(DATASET RECORDS):
··········

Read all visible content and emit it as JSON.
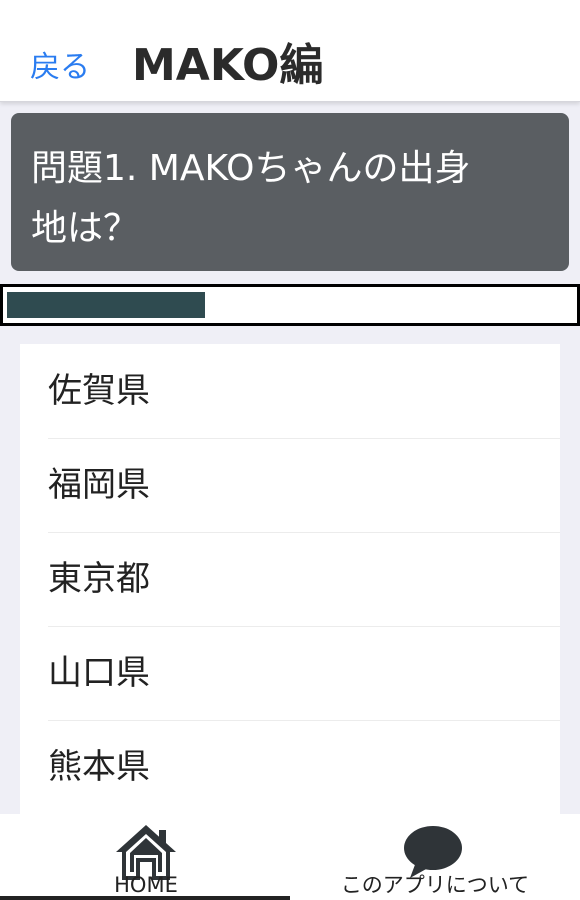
{
  "header": {
    "back_label": "戻る",
    "title": "MAKO編"
  },
  "question": {
    "line1": "問題1. MAKOちゃんの出身",
    "line2": "地は？"
  },
  "progress": {
    "fraction": 0.35
  },
  "choices": [
    "佐賀県",
    "福岡県",
    "東京都",
    "山口県",
    "熊本県"
  ],
  "tabs": {
    "home_label": "HOME",
    "about_label": "このアプリについて"
  },
  "colors": {
    "accent": "#2a7cf0",
    "question_bg": "#5a5e62",
    "progress_fill": "#2f4b50",
    "icon": "#2f3438"
  },
  "icons": {
    "home": "home-icon",
    "about": "speech-bubble-icon"
  }
}
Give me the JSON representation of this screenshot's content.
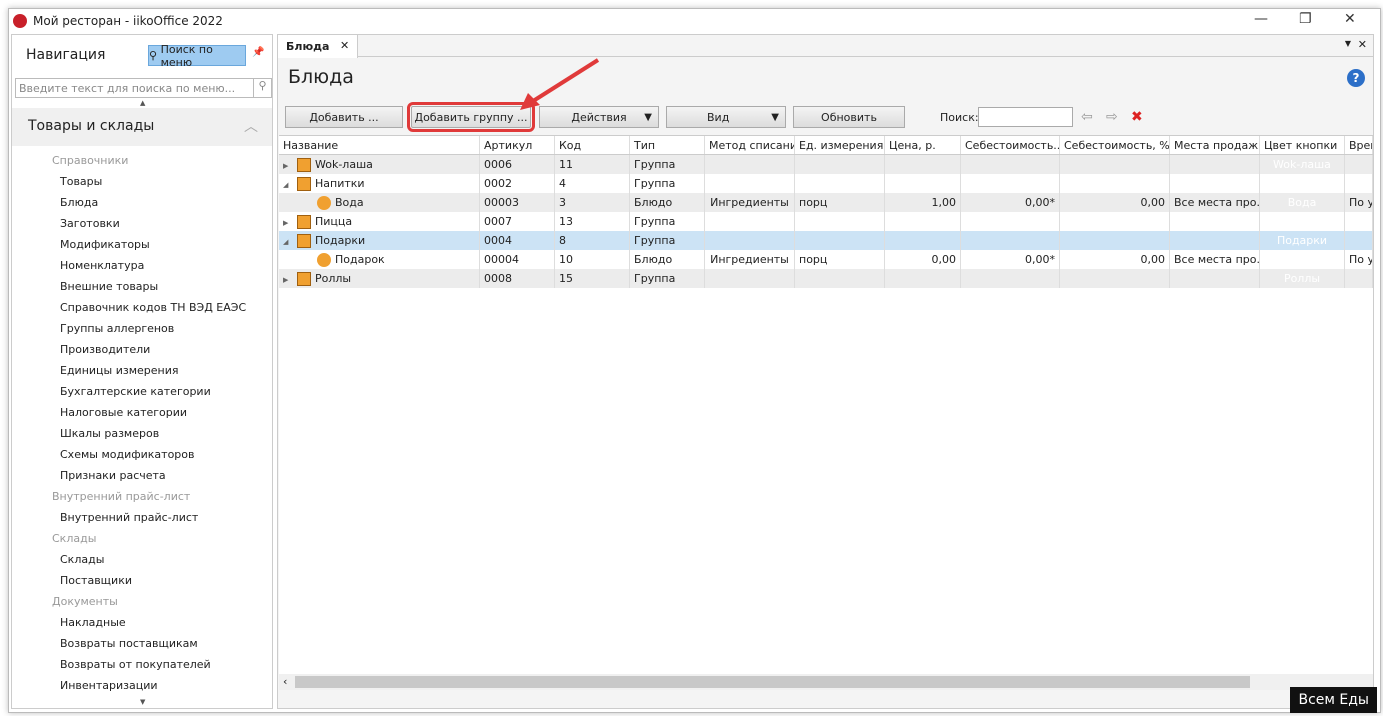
{
  "window": {
    "title": "Мой ресторан - iikoOffice 2022",
    "min": "—",
    "max": "❐",
    "close": "✕"
  },
  "nav": {
    "title": "Навигация",
    "search_btn": "Поиск по меню",
    "search_placeholder": "Введите текст для поиска по меню...",
    "section": "Товары и склады",
    "items": [
      {
        "type": "cat",
        "label": "Справочники"
      },
      {
        "type": "itm",
        "label": "Товары"
      },
      {
        "type": "itm",
        "label": "Блюда"
      },
      {
        "type": "itm",
        "label": "Заготовки"
      },
      {
        "type": "itm",
        "label": "Модификаторы"
      },
      {
        "type": "itm",
        "label": "Номенклатура"
      },
      {
        "type": "itm",
        "label": "Внешние товары"
      },
      {
        "type": "itm",
        "label": "Справочник кодов ТН ВЭД ЕАЭС"
      },
      {
        "type": "itm",
        "label": "Группы аллергенов"
      },
      {
        "type": "itm",
        "label": "Производители"
      },
      {
        "type": "itm",
        "label": "Единицы измерения"
      },
      {
        "type": "itm",
        "label": "Бухгалтерские категории"
      },
      {
        "type": "itm",
        "label": "Налоговые категории"
      },
      {
        "type": "itm",
        "label": "Шкалы размеров"
      },
      {
        "type": "itm",
        "label": "Схемы модификаторов"
      },
      {
        "type": "itm",
        "label": "Признаки расчета"
      },
      {
        "type": "cat",
        "label": "Внутренний прайс-лист"
      },
      {
        "type": "itm",
        "label": "Внутренний прайс-лист"
      },
      {
        "type": "cat",
        "label": "Склады"
      },
      {
        "type": "itm",
        "label": "Склады"
      },
      {
        "type": "itm",
        "label": "Поставщики"
      },
      {
        "type": "cat",
        "label": "Документы"
      },
      {
        "type": "itm",
        "label": "Накладные"
      },
      {
        "type": "itm",
        "label": "Возвраты поставщикам"
      },
      {
        "type": "itm",
        "label": "Возвраты от покупателей"
      },
      {
        "type": "itm",
        "label": "Инвентаризации"
      }
    ]
  },
  "tab": {
    "label": "Блюда",
    "close": "✕"
  },
  "page_title": "Блюда",
  "toolbar": {
    "add": "Добавить ...",
    "add_group": "Добавить группу ...",
    "actions": "Действия",
    "view": "Вид",
    "refresh": "Обновить",
    "search_label": "Поиск:",
    "search_value": ""
  },
  "columns": [
    "Название",
    "Артикул",
    "Код",
    "Тип",
    "Метод списания",
    "Ед. измерения",
    "Цена, р.",
    "Себестоимость...",
    "Себестоимость, %",
    "Места продаж",
    "Цвет кнопки",
    "Врем"
  ],
  "rows": [
    {
      "kind": "group",
      "expanded": false,
      "cells": [
        "Wok-лаша",
        "0006",
        "11",
        "Группа",
        "",
        "",
        "",
        "",
        "",
        "",
        "Wok-лаша",
        ""
      ]
    },
    {
      "kind": "group",
      "expanded": true,
      "cells": [
        "Напитки",
        "0002",
        "4",
        "Группа",
        "",
        "",
        "",
        "",
        "",
        "",
        "",
        ""
      ]
    },
    {
      "kind": "dish",
      "cells": [
        "Вода",
        "00003",
        "3",
        "Блюдо",
        "Ингредиенты",
        "порц",
        "1,00",
        "0,00*",
        "0,00",
        "Все места про...",
        "Вода",
        "По у"
      ]
    },
    {
      "kind": "group",
      "expanded": false,
      "cells": [
        "Пицца",
        "0007",
        "13",
        "Группа",
        "",
        "",
        "",
        "",
        "",
        "",
        "",
        ""
      ]
    },
    {
      "kind": "group",
      "expanded": true,
      "selected": true,
      "cells": [
        "Подарки",
        "0004",
        "8",
        "Группа",
        "",
        "",
        "",
        "",
        "",
        "",
        "Подарки",
        ""
      ]
    },
    {
      "kind": "dish",
      "cells": [
        "Подарок",
        "00004",
        "10",
        "Блюдо",
        "Ингредиенты",
        "порц",
        "0,00",
        "0,00*",
        "0,00",
        "Все места про...",
        "",
        "По у"
      ]
    },
    {
      "kind": "group",
      "expanded": false,
      "cells": [
        "Роллы",
        "0008",
        "15",
        "Группа",
        "",
        "",
        "",
        "",
        "",
        "",
        "Роллы",
        ""
      ]
    }
  ],
  "badge": "Всем Еды"
}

··········

(PROBLEM STATEMENT):
From the data above, write out everything exactly except the pictures.

(WRITTEN RESPONSE):
Read all visible content and emit it as JSON.
{
  "header": {
    "back_label": "戻る",
    "title": "MAKO編"
  },
  "question": {
    "line1": "問題1. MAKOちゃんの出身",
    "line2": "地は？"
  },
  "progress": {
    "fraction": 0.35
  },
  "choices": [
    "佐賀県",
    "福岡県",
    "東京都",
    "山口県",
    "熊本県"
  ],
  "tabs": {
    "home_label": "HOME",
    "about_label": "このアプリについて"
  },
  "colors": {
    "accent": "#2a7cf0",
    "question_bg": "#5a5e62",
    "progress_fill": "#2f4b50",
    "icon": "#2f3438"
  },
  "icons": {
    "home": "home-icon",
    "about": "speech-bubble-icon"
  }
}
Give me the JSON representation of this screenshot's content.
{
  "window": {
    "title": "Мой ресторан - iikoOffice 2022",
    "min": "—",
    "max": "❐",
    "close": "✕"
  },
  "nav": {
    "title": "Навигация",
    "search_btn": "Поиск по меню",
    "search_placeholder": "Введите текст для поиска по меню...",
    "section": "Товары и склады",
    "items": [
      {
        "type": "cat",
        "label": "Справочники"
      },
      {
        "type": "itm",
        "label": "Товары"
      },
      {
        "type": "itm",
        "label": "Блюда"
      },
      {
        "type": "itm",
        "label": "Заготовки"
      },
      {
        "type": "itm",
        "label": "Модификаторы"
      },
      {
        "type": "itm",
        "label": "Номенклатура"
      },
      {
        "type": "itm",
        "label": "Внешние товары"
      },
      {
        "type": "itm",
        "label": "Справочник кодов ТН ВЭД ЕАЭС"
      },
      {
        "type": "itm",
        "label": "Группы аллергенов"
      },
      {
        "type": "itm",
        "label": "Производители"
      },
      {
        "type": "itm",
        "label": "Единицы измерения"
      },
      {
        "type": "itm",
        "label": "Бухгалтерские категории"
      },
      {
        "type": "itm",
        "label": "Налоговые категории"
      },
      {
        "type": "itm",
        "label": "Шкалы размеров"
      },
      {
        "type": "itm",
        "label": "Схемы модификаторов"
      },
      {
        "type": "itm",
        "label": "Признаки расчета"
      },
      {
        "type": "cat",
        "label": "Внутренний прайс-лист"
      },
      {
        "type": "itm",
        "label": "Внутренний прайс-лист"
      },
      {
        "type": "cat",
        "label": "Склады"
      },
      {
        "type": "itm",
        "label": "Склады"
      },
      {
        "type": "itm",
        "label": "Поставщики"
      },
      {
        "type": "cat",
        "label": "Документы"
      },
      {
        "type": "itm",
        "label": "Накладные"
      },
      {
        "type": "itm",
        "label": "Возвраты поставщикам"
      },
      {
        "type": "itm",
        "label": "Возвраты от покупателей"
      },
      {
        "type": "itm",
        "label": "Инвентаризации"
      }
    ]
  },
  "tab": {
    "label": "Блюда",
    "close": "✕"
  },
  "page_title": "Блюда",
  "toolbar": {
    "add": "Добавить ...",
    "add_group": "Добавить группу ...",
    "actions": "Действия",
    "view": "Вид",
    "refresh": "Обновить",
    "search_label": "Поиск:",
    "search_value": ""
  },
  "columns": [
    "Название",
    "Артикул",
    "Код",
    "Тип",
    "Метод списания",
    "Ед. измерения",
    "Цена, р.",
    "Себестоимость...",
    "Себестоимость, %",
    "Места продаж",
    "Цвет кнопки",
    "Врем"
  ],
  "rows": [
    {
      "kind": "group",
      "expanded": false,
      "cells": [
        "Wok-лаша",
        "0006",
        "11",
        "Группа",
        "",
        "",
        "",
        "",
        "",
        "",
        "Wok-лаша",
        ""
      ]
    },
    {
      "kind": "group",
      "expanded": true,
      "cells": [
        "Напитки",
        "0002",
        "4",
        "Группа",
        "",
        "",
        "",
        "",
        "",
        "",
        "",
        ""
      ]
    },
    {
      "kind": "dish",
      "cells": [
        "Вода",
        "00003",
        "3",
        "Блюдо",
        "Ингредиенты",
        "порц",
        "1,00",
        "0,00*",
        "0,00",
        "Все места про...",
        "Вода",
        "По у"
      ]
    },
    {
      "kind": "group",
      "expanded": false,
      "cells": [
        "Пицца",
        "0007",
        "13",
        "Группа",
        "",
        "",
        "",
        "",
        "",
        "",
        "",
        ""
      ]
    },
    {
      "kind": "group",
      "expanded": true,
      "selected": true,
      "cells": [
        "Подарки",
        "0004",
        "8",
        "Группа",
        "",
        "",
        "",
        "",
        "",
        "",
        "Подарки",
        ""
      ]
    },
    {
      "kind": "dish",
      "cells": [
        "Подарок",
        "00004",
        "10",
        "Блюдо",
        "Ингредиенты",
        "порц",
        "0,00",
        "0,00*",
        "0,00",
        "Все места про...",
        "",
        "По у"
      ]
    },
    {
      "kind": "group",
      "expanded": false,
      "cells": [
        "Роллы",
        "0008",
        "15",
        "Группа",
        "",
        "",
        "",
        "",
        "",
        "",
        "Роллы",
        ""
      ]
    }
  ],
  "badge": "Всем Еды"
}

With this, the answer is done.